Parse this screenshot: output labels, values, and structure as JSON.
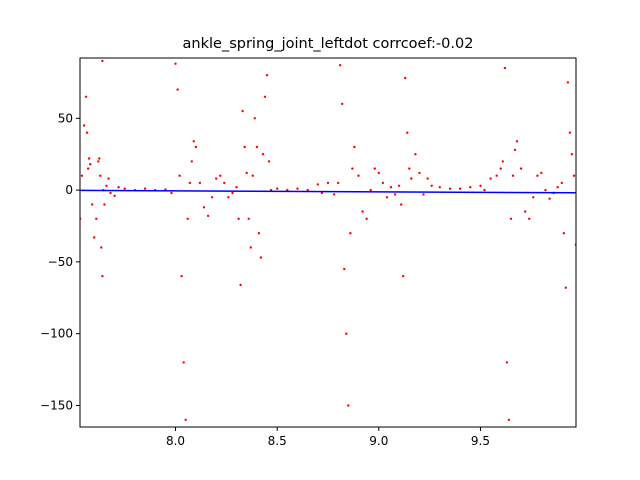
{
  "chart_data": {
    "type": "scatter",
    "title": "ankle_spring_joint_leftdot corrcoef:-0.02",
    "xlabel": "",
    "ylabel": "",
    "xlim": [
      7.53,
      9.97
    ],
    "ylim": [
      -165,
      92
    ],
    "xticks": [
      8.0,
      8.5,
      9.0,
      9.5
    ],
    "xtick_labels": [
      "8.0",
      "8.5",
      "9.0",
      "9.5"
    ],
    "yticks": [
      50,
      0,
      -50,
      -100,
      -150
    ],
    "ytick_labels": [
      "50",
      "0",
      "−50",
      "−100",
      "−150"
    ],
    "grid": false,
    "legend": "none",
    "series": [
      {
        "color": "#ff0000",
        "marker": "dot",
        "points": [
          [
            7.53,
            -20
          ],
          [
            7.54,
            10
          ],
          [
            7.55,
            45
          ],
          [
            7.56,
            65
          ],
          [
            7.565,
            40
          ],
          [
            7.57,
            15
          ],
          [
            7.575,
            22
          ],
          [
            7.58,
            18
          ],
          [
            7.59,
            -10
          ],
          [
            7.6,
            -33
          ],
          [
            7.61,
            -20
          ],
          [
            7.62,
            20
          ],
          [
            7.625,
            22
          ],
          [
            7.63,
            10
          ],
          [
            7.635,
            -40
          ],
          [
            7.64,
            -60
          ],
          [
            7.64,
            90
          ],
          [
            7.645,
            0
          ],
          [
            7.65,
            -10
          ],
          [
            7.66,
            3
          ],
          [
            7.67,
            8
          ],
          [
            7.68,
            -2
          ],
          [
            7.7,
            -4
          ],
          [
            7.72,
            2
          ],
          [
            7.75,
            1
          ],
          [
            7.8,
            0
          ],
          [
            7.85,
            1
          ],
          [
            7.9,
            0
          ],
          [
            7.95,
            0.5
          ],
          [
            7.98,
            -2
          ],
          [
            8.0,
            88
          ],
          [
            8.01,
            70
          ],
          [
            8.02,
            10
          ],
          [
            8.03,
            -60
          ],
          [
            8.04,
            -120
          ],
          [
            8.05,
            -160
          ],
          [
            8.06,
            -20
          ],
          [
            8.07,
            5
          ],
          [
            8.08,
            20
          ],
          [
            8.09,
            34
          ],
          [
            8.1,
            30
          ],
          [
            8.12,
            5
          ],
          [
            8.14,
            -12
          ],
          [
            8.16,
            -18
          ],
          [
            8.18,
            -5
          ],
          [
            8.2,
            8
          ],
          [
            8.22,
            10
          ],
          [
            8.24,
            5
          ],
          [
            8.26,
            -5
          ],
          [
            8.28,
            -2
          ],
          [
            8.3,
            2
          ],
          [
            8.31,
            -20
          ],
          [
            8.32,
            -66
          ],
          [
            8.33,
            55
          ],
          [
            8.34,
            30
          ],
          [
            8.35,
            12
          ],
          [
            8.36,
            -20
          ],
          [
            8.37,
            -40
          ],
          [
            8.38,
            10
          ],
          [
            8.39,
            50
          ],
          [
            8.4,
            30
          ],
          [
            8.41,
            -30
          ],
          [
            8.42,
            -47
          ],
          [
            8.43,
            25
          ],
          [
            8.44,
            65
          ],
          [
            8.45,
            80
          ],
          [
            8.46,
            20
          ],
          [
            8.47,
            0
          ],
          [
            8.5,
            1
          ],
          [
            8.55,
            0
          ],
          [
            8.6,
            1
          ],
          [
            8.65,
            0
          ],
          [
            8.7,
            4
          ],
          [
            8.72,
            -2
          ],
          [
            8.75,
            5
          ],
          [
            8.78,
            -3
          ],
          [
            8.8,
            5
          ],
          [
            8.81,
            87
          ],
          [
            8.82,
            60
          ],
          [
            8.83,
            -55
          ],
          [
            8.84,
            -100
          ],
          [
            8.85,
            -150
          ],
          [
            8.86,
            -30
          ],
          [
            8.87,
            15
          ],
          [
            8.88,
            30
          ],
          [
            8.9,
            10
          ],
          [
            8.92,
            -15
          ],
          [
            8.94,
            -20
          ],
          [
            8.96,
            0
          ],
          [
            8.98,
            15
          ],
          [
            9.0,
            12
          ],
          [
            9.02,
            5
          ],
          [
            9.04,
            -5
          ],
          [
            9.06,
            2
          ],
          [
            9.08,
            -3
          ],
          [
            9.1,
            3
          ],
          [
            9.11,
            -10
          ],
          [
            9.12,
            -60
          ],
          [
            9.13,
            78
          ],
          [
            9.14,
            40
          ],
          [
            9.15,
            15
          ],
          [
            9.16,
            8
          ],
          [
            9.18,
            25
          ],
          [
            9.2,
            12
          ],
          [
            9.22,
            -3
          ],
          [
            9.24,
            8
          ],
          [
            9.26,
            3
          ],
          [
            9.3,
            2
          ],
          [
            9.35,
            1
          ],
          [
            9.4,
            1
          ],
          [
            9.45,
            2
          ],
          [
            9.5,
            3
          ],
          [
            9.52,
            0
          ],
          [
            9.55,
            8
          ],
          [
            9.58,
            10
          ],
          [
            9.6,
            15
          ],
          [
            9.61,
            20
          ],
          [
            9.62,
            85
          ],
          [
            9.63,
            -120
          ],
          [
            9.64,
            -160
          ],
          [
            9.65,
            -20
          ],
          [
            9.66,
            10
          ],
          [
            9.67,
            28
          ],
          [
            9.68,
            34
          ],
          [
            9.7,
            15
          ],
          [
            9.72,
            -15
          ],
          [
            9.74,
            -20
          ],
          [
            9.76,
            -5
          ],
          [
            9.78,
            10
          ],
          [
            9.8,
            12
          ],
          [
            9.82,
            0
          ],
          [
            9.84,
            -6
          ],
          [
            9.86,
            -2
          ],
          [
            9.88,
            2
          ],
          [
            9.9,
            5
          ],
          [
            9.91,
            -30
          ],
          [
            9.92,
            -68
          ],
          [
            9.93,
            75
          ],
          [
            9.94,
            40
          ],
          [
            9.95,
            25
          ],
          [
            9.96,
            10
          ],
          [
            9.97,
            -38
          ]
        ]
      },
      {
        "color": "#0000ff",
        "marker": "line",
        "points": [
          [
            7.53,
            -0.2
          ],
          [
            9.97,
            -1.9
          ]
        ]
      }
    ]
  }
}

· · · · · · ·

**The task**
Repeat the entries exactly. Pictures are excluded from the copy.

**Output below**
Parse this screenshot: output labels, values, and structure as JSON.
{
  "chart_data": {
    "type": "scatter",
    "title": "ankle_spring_joint_leftdot corrcoef:-0.02",
    "xlabel": "",
    "ylabel": "",
    "xlim": [
      7.53,
      9.97
    ],
    "ylim": [
      -165,
      92
    ],
    "xticks": [
      8.0,
      8.5,
      9.0,
      9.5
    ],
    "xtick_labels": [
      "8.0",
      "8.5",
      "9.0",
      "9.5"
    ],
    "yticks": [
      50,
      0,
      -50,
      -100,
      -150
    ],
    "ytick_labels": [
      "50",
      "0",
      "−50",
      "−100",
      "−150"
    ],
    "grid": false,
    "legend": "none",
    "series": [
      {
        "color": "#ff0000",
        "marker": "dot",
        "points": [
          [
            7.53,
            -20
          ],
          [
            7.54,
            10
          ],
          [
            7.55,
            45
          ],
          [
            7.56,
            65
          ],
          [
            7.565,
            40
          ],
          [
            7.57,
            15
          ],
          [
            7.575,
            22
          ],
          [
            7.58,
            18
          ],
          [
            7.59,
            -10
          ],
          [
            7.6,
            -33
          ],
          [
            7.61,
            -20
          ],
          [
            7.62,
            20
          ],
          [
            7.625,
            22
          ],
          [
            7.63,
            10
          ],
          [
            7.635,
            -40
          ],
          [
            7.64,
            -60
          ],
          [
            7.64,
            90
          ],
          [
            7.645,
            0
          ],
          [
            7.65,
            -10
          ],
          [
            7.66,
            3
          ],
          [
            7.67,
            8
          ],
          [
            7.68,
            -2
          ],
          [
            7.7,
            -4
          ],
          [
            7.72,
            2
          ],
          [
            7.75,
            1
          ],
          [
            7.8,
            0
          ],
          [
            7.85,
            1
          ],
          [
            7.9,
            0
          ],
          [
            7.95,
            0.5
          ],
          [
            7.98,
            -2
          ],
          [
            8.0,
            88
          ],
          [
            8.01,
            70
          ],
          [
            8.02,
            10
          ],
          [
            8.03,
            -60
          ],
          [
            8.04,
            -120
          ],
          [
            8.05,
            -160
          ],
          [
            8.06,
            -20
          ],
          [
            8.07,
            5
          ],
          [
            8.08,
            20
          ],
          [
            8.09,
            34
          ],
          [
            8.1,
            30
          ],
          [
            8.12,
            5
          ],
          [
            8.14,
            -12
          ],
          [
            8.16,
            -18
          ],
          [
            8.18,
            -5
          ],
          [
            8.2,
            8
          ],
          [
            8.22,
            10
          ],
          [
            8.24,
            5
          ],
          [
            8.26,
            -5
          ],
          [
            8.28,
            -2
          ],
          [
            8.3,
            2
          ],
          [
            8.31,
            -20
          ],
          [
            8.32,
            -66
          ],
          [
            8.33,
            55
          ],
          [
            8.34,
            30
          ],
          [
            8.35,
            12
          ],
          [
            8.36,
            -20
          ],
          [
            8.37,
            -40
          ],
          [
            8.38,
            10
          ],
          [
            8.39,
            50
          ],
          [
            8.4,
            30
          ],
          [
            8.41,
            -30
          ],
          [
            8.42,
            -47
          ],
          [
            8.43,
            25
          ],
          [
            8.44,
            65
          ],
          [
            8.45,
            80
          ],
          [
            8.46,
            20
          ],
          [
            8.47,
            0
          ],
          [
            8.5,
            1
          ],
          [
            8.55,
            0
          ],
          [
            8.6,
            1
          ],
          [
            8.65,
            0
          ],
          [
            8.7,
            4
          ],
          [
            8.72,
            -2
          ],
          [
            8.75,
            5
          ],
          [
            8.78,
            -3
          ],
          [
            8.8,
            5
          ],
          [
            8.81,
            87
          ],
          [
            8.82,
            60
          ],
          [
            8.83,
            -55
          ],
          [
            8.84,
            -100
          ],
          [
            8.85,
            -150
          ],
          [
            8.86,
            -30
          ],
          [
            8.87,
            15
          ],
          [
            8.88,
            30
          ],
          [
            8.9,
            10
          ],
          [
            8.92,
            -15
          ],
          [
            8.94,
            -20
          ],
          [
            8.96,
            0
          ],
          [
            8.98,
            15
          ],
          [
            9.0,
            12
          ],
          [
            9.02,
            5
          ],
          [
            9.04,
            -5
          ],
          [
            9.06,
            2
          ],
          [
            9.08,
            -3
          ],
          [
            9.1,
            3
          ],
          [
            9.11,
            -10
          ],
          [
            9.12,
            -60
          ],
          [
            9.13,
            78
          ],
          [
            9.14,
            40
          ],
          [
            9.15,
            15
          ],
          [
            9.16,
            8
          ],
          [
            9.18,
            25
          ],
          [
            9.2,
            12
          ],
          [
            9.22,
            -3
          ],
          [
            9.24,
            8
          ],
          [
            9.26,
            3
          ],
          [
            9.3,
            2
          ],
          [
            9.35,
            1
          ],
          [
            9.4,
            1
          ],
          [
            9.45,
            2
          ],
          [
            9.5,
            3
          ],
          [
            9.52,
            0
          ],
          [
            9.55,
            8
          ],
          [
            9.58,
            10
          ],
          [
            9.6,
            15
          ],
          [
            9.61,
            20
          ],
          [
            9.62,
            85
          ],
          [
            9.63,
            -120
          ],
          [
            9.64,
            -160
          ],
          [
            9.65,
            -20
          ],
          [
            9.66,
            10
          ],
          [
            9.67,
            28
          ],
          [
            9.68,
            34
          ],
          [
            9.7,
            15
          ],
          [
            9.72,
            -15
          ],
          [
            9.74,
            -20
          ],
          [
            9.76,
            -5
          ],
          [
            9.78,
            10
          ],
          [
            9.8,
            12
          ],
          [
            9.82,
            0
          ],
          [
            9.84,
            -6
          ],
          [
            9.86,
            -2
          ],
          [
            9.88,
            2
          ],
          [
            9.9,
            5
          ],
          [
            9.91,
            -30
          ],
          [
            9.92,
            -68
          ],
          [
            9.93,
            75
          ],
          [
            9.94,
            40
          ],
          [
            9.95,
            25
          ],
          [
            9.96,
            10
          ],
          [
            9.97,
            -38
          ]
        ]
      },
      {
        "color": "#0000ff",
        "marker": "line",
        "points": [
          [
            7.53,
            -0.2
          ],
          [
            9.97,
            -1.9
          ]
        ]
      }
    ]
  }
}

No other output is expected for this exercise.